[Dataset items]
=======
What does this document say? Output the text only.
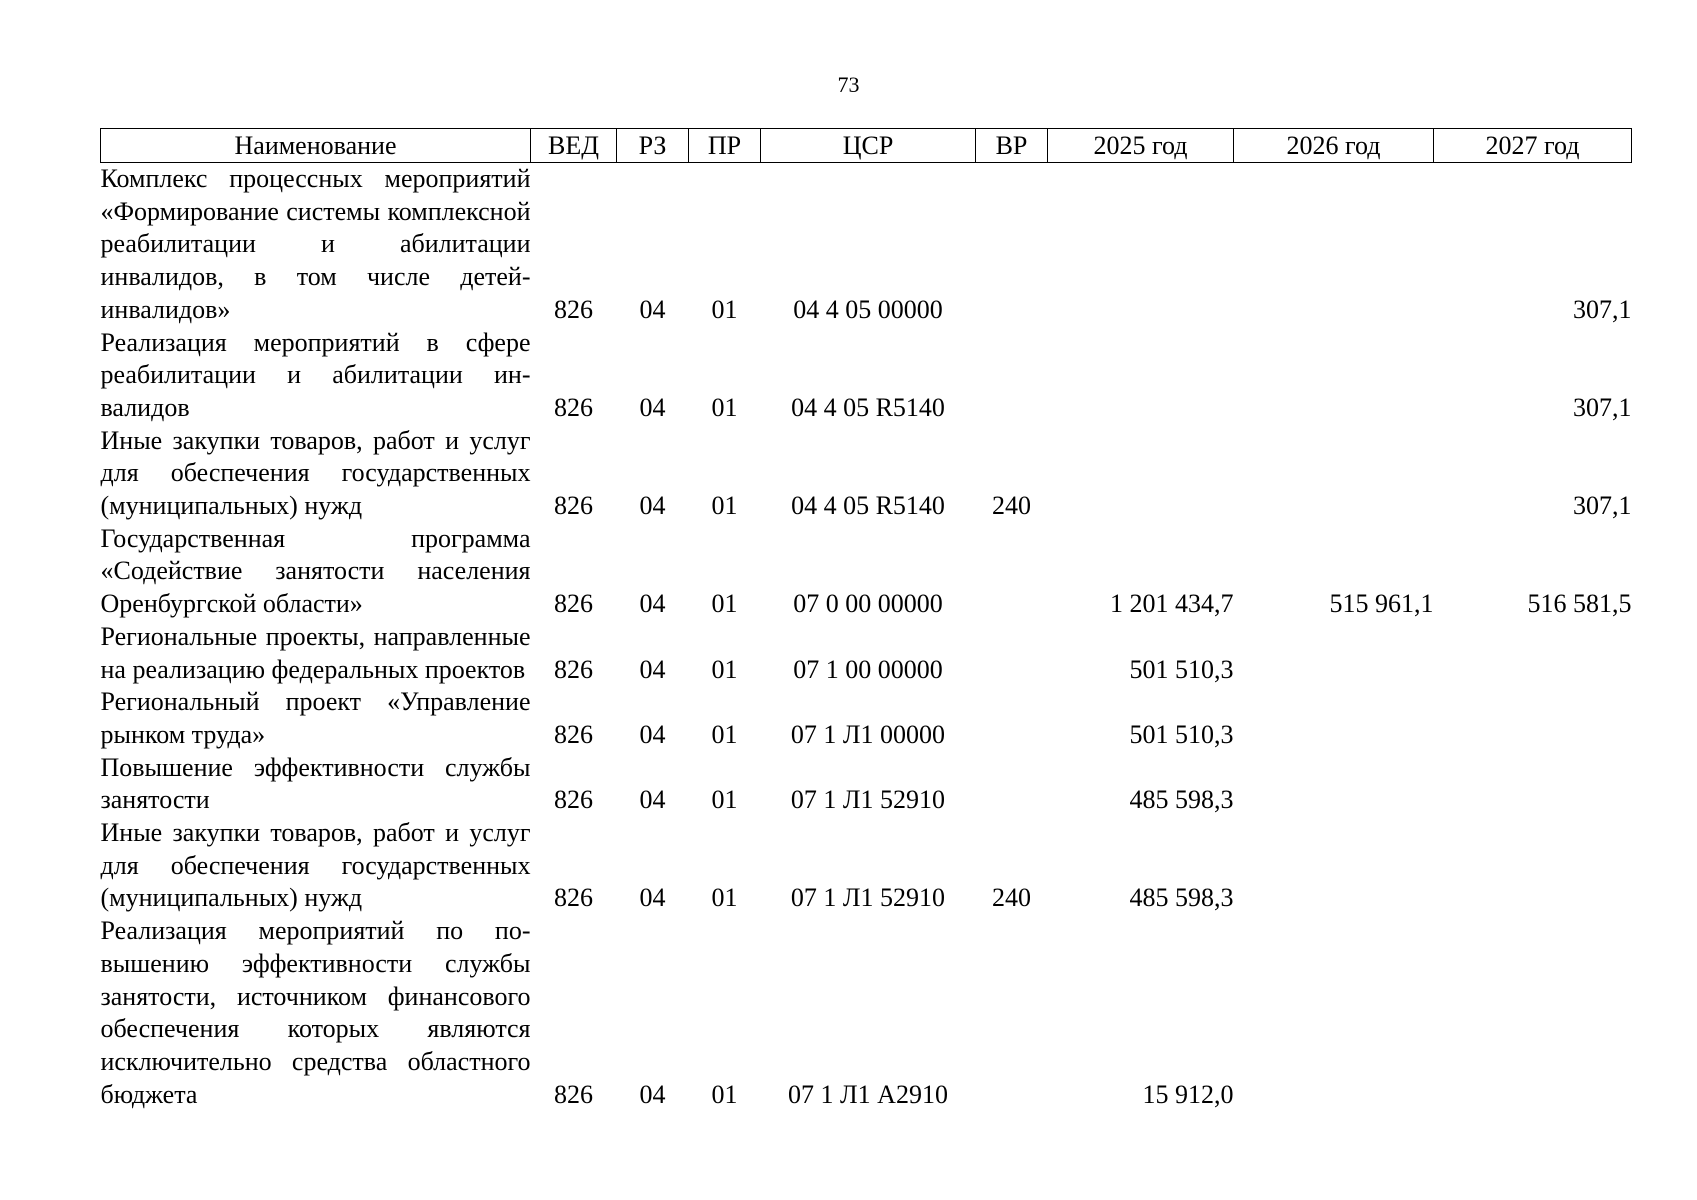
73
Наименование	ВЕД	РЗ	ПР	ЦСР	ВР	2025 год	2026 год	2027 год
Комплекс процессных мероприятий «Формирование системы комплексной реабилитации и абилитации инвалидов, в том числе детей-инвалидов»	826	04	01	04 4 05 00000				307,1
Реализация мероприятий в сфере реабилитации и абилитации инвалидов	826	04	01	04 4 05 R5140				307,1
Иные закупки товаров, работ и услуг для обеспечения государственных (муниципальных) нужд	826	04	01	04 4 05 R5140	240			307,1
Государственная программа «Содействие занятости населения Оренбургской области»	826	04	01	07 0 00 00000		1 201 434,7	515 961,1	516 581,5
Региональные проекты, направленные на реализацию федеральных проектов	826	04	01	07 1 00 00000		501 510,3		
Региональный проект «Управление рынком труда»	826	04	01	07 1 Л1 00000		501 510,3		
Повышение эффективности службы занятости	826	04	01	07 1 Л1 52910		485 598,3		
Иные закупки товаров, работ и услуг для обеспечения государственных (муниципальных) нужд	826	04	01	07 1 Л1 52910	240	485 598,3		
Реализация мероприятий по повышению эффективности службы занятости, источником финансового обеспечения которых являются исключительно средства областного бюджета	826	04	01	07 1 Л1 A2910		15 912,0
=======
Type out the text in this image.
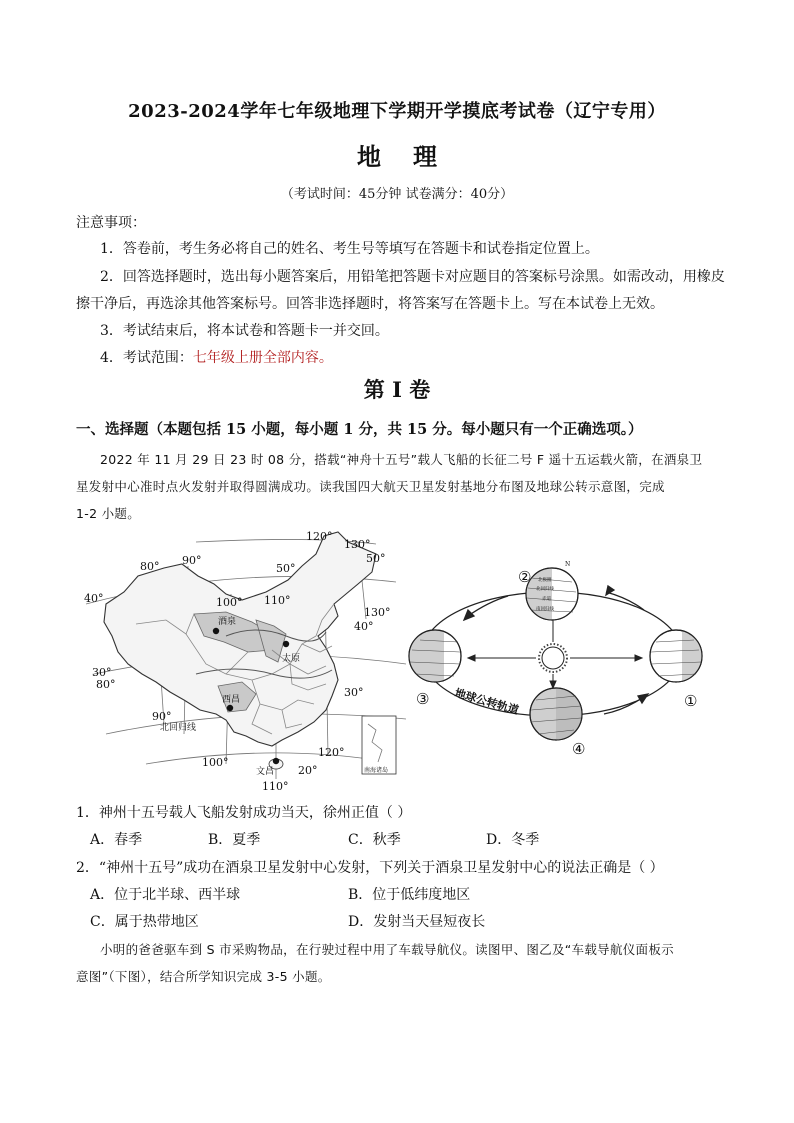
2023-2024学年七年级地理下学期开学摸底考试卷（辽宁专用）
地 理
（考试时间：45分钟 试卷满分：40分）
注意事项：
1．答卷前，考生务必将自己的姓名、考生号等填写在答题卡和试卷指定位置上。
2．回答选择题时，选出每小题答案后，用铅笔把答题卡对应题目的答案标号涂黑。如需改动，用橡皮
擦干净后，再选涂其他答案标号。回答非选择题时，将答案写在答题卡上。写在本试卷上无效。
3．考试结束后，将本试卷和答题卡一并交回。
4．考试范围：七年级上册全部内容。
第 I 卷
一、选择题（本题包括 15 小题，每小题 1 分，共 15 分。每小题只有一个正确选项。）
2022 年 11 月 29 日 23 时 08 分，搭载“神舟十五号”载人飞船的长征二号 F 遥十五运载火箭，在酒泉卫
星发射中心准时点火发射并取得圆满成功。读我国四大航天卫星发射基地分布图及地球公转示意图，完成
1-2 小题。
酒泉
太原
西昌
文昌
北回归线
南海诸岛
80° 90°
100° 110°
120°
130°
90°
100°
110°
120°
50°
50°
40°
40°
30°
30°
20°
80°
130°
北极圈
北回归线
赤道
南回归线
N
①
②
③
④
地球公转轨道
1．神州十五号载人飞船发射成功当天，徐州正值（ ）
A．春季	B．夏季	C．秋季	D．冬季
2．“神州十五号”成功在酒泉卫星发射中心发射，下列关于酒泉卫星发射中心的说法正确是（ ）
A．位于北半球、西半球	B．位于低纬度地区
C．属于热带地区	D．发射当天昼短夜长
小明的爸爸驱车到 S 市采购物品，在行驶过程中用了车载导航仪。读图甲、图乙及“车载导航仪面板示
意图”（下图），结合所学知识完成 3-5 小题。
=======
### [TASK]
Of the lines in the data, how many hold the string "службы"? State the number, nothing else.

### [THE OUTPUT]
2